Given text Block Start

VASP is also the most abundant platelet and endothelial protein phosphorylated by PKG in NO signaling pathways, and, as noted above, this cytoskeletal adaptor protein is also a PKA substrate. Three serine/threonine phosphorylation sites within VASP play roles resulting in the inhibition of platelet aggregation and focal adhesion assembly (30
). In this study, we demonstrated that CO can also regulate VASP phosphorylation, and we directly compare CO and NO effects in EPCs, platelets, and microvascular endothelial cells. We found that CO pretreatment can similarly stimulate EPC migration () and phosphorylation of VASP's Ser-157, whereas NO exposure results in Ser-239 phosphorylation.

Given text Block End
Record set Block Start

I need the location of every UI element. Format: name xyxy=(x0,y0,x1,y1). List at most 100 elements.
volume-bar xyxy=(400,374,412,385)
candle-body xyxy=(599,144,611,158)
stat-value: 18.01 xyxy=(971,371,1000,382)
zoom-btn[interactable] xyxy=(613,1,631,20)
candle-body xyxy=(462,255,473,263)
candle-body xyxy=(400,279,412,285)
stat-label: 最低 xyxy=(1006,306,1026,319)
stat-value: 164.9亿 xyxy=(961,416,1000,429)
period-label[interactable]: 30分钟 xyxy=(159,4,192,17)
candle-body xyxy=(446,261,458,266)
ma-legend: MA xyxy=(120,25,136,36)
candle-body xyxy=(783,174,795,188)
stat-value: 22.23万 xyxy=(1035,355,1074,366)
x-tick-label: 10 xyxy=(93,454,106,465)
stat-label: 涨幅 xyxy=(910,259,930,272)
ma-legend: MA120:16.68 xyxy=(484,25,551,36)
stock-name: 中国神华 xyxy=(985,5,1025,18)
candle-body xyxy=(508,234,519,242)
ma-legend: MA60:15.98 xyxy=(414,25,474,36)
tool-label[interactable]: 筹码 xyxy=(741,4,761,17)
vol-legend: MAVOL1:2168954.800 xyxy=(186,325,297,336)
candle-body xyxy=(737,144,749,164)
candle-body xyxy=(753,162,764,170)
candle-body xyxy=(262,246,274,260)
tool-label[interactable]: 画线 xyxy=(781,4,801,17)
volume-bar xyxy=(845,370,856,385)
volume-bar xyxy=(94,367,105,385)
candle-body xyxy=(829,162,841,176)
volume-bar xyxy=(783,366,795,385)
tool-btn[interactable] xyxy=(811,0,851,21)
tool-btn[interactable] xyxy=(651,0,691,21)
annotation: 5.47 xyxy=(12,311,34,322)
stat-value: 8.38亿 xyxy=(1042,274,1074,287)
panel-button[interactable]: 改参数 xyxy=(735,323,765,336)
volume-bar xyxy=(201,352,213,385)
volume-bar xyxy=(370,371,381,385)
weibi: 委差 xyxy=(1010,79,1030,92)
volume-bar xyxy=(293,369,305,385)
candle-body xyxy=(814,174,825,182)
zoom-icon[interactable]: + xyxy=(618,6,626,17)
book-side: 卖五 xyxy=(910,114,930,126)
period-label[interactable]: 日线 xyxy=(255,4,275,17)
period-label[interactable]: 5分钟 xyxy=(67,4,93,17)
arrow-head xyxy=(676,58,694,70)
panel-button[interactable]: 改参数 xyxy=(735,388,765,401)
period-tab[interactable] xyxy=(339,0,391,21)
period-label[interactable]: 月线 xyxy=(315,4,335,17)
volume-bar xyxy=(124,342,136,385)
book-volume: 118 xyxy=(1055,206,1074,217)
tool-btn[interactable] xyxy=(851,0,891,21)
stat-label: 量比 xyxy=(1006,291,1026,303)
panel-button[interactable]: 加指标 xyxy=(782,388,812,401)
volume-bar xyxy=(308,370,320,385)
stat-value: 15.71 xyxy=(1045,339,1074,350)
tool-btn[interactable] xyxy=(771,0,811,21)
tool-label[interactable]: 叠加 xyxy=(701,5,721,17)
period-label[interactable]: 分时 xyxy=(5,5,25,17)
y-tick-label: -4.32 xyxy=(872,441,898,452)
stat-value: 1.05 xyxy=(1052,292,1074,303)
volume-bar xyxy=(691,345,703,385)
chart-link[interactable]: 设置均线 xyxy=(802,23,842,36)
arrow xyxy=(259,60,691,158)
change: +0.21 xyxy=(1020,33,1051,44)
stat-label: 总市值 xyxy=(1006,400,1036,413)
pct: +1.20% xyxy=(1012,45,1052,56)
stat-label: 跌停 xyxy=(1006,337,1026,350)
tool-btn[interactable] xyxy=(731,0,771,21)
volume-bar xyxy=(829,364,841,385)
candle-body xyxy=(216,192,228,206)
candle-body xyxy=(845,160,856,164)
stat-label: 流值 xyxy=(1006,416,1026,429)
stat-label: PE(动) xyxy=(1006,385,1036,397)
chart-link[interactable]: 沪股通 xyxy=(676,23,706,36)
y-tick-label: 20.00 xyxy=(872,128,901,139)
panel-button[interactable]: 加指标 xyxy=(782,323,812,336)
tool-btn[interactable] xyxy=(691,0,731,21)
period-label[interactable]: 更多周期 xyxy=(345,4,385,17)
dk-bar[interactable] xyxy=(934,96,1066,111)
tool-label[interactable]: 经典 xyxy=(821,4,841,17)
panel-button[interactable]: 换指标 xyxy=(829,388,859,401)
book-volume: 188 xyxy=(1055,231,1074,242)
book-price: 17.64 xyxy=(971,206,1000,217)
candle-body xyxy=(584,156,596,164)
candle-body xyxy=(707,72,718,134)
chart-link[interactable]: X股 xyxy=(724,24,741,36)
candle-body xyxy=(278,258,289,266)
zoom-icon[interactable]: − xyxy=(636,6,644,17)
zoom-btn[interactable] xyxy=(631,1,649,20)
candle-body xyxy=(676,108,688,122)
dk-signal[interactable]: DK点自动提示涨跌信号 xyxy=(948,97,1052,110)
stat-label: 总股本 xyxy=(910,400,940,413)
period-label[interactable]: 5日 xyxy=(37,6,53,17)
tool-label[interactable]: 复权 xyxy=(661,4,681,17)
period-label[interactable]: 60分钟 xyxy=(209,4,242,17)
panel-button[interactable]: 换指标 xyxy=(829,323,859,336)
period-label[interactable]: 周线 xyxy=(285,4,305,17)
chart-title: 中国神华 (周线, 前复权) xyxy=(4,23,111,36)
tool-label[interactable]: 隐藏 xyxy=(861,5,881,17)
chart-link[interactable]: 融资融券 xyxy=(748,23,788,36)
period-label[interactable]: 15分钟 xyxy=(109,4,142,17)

Record set Block End

# [Tasks for this exercise]
[A] Translate this sentence from the VASP passage into Spanish: "In this study, we demonstrated that CO can also regulate VASP phosphorylation, and we directly compare CO and NO effects in EPCs, platelets, and microvascular endothelial cells."
[B] According to the VASP passage, which VASP site is phosphorylated after NO exposure?

# [Exercise solutions]
[A] En este estudio, demostramos que el CO también puede regular la fosforilación de VASP, y comparamos directamente los efectos del CO y del NO en las EPC, las plaquetas y las células endoteliales microvasculares.

[B] Ser-239.